◆ Given exercise: Scan the listing that follows and report how many lines contain "title". Write the number alone.

◆ Data in this exercise:

==========

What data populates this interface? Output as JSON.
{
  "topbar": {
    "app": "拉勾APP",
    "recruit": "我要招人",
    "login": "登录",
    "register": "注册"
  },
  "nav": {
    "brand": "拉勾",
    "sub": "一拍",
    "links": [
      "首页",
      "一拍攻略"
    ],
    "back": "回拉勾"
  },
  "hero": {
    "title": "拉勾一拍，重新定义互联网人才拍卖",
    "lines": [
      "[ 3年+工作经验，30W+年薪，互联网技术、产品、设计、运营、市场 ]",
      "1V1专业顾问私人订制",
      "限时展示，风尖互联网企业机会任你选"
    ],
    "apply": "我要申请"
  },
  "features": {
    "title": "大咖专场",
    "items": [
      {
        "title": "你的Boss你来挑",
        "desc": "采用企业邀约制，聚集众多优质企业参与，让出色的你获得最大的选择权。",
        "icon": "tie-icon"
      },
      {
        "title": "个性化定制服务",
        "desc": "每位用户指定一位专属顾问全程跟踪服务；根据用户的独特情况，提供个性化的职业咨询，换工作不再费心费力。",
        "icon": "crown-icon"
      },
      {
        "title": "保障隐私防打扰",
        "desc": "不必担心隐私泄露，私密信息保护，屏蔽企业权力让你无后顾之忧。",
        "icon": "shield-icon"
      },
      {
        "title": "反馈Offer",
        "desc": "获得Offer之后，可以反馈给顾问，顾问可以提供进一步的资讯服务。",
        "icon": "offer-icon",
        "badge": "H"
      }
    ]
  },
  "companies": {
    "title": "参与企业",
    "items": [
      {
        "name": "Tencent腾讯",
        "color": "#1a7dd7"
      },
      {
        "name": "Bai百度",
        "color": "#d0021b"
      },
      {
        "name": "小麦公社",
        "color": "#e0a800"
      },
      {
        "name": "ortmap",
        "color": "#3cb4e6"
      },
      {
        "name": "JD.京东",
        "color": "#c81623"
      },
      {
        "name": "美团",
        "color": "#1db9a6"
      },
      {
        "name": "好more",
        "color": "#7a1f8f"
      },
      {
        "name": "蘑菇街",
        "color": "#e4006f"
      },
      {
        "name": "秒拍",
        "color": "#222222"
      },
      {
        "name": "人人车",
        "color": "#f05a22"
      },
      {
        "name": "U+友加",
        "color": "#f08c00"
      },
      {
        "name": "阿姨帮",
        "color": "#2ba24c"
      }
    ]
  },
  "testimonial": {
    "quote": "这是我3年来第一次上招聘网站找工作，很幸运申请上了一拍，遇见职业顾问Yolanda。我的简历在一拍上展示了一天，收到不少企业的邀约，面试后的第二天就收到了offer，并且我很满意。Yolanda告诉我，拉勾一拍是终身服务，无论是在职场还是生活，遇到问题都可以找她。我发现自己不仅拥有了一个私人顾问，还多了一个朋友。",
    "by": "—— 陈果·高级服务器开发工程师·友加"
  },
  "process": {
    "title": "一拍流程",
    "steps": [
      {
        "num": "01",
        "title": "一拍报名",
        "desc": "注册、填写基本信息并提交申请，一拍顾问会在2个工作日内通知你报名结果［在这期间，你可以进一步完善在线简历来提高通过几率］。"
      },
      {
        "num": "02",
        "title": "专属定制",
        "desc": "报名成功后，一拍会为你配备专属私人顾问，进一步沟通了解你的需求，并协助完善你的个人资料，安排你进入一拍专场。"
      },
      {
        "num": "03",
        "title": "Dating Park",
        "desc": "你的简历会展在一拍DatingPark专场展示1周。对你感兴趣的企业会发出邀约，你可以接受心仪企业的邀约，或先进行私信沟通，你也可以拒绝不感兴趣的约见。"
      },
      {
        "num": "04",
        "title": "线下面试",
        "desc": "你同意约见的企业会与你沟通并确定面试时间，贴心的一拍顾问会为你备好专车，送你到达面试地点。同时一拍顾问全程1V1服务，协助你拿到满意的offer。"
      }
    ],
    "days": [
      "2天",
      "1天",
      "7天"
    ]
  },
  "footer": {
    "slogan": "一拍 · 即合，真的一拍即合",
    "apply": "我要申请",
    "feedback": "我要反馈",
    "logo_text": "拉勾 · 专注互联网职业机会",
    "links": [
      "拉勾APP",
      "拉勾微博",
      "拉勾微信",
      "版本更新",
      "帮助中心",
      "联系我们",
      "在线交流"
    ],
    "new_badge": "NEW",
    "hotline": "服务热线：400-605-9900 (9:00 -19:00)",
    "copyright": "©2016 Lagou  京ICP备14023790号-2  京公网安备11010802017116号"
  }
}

==========

◆ Worked answer: 12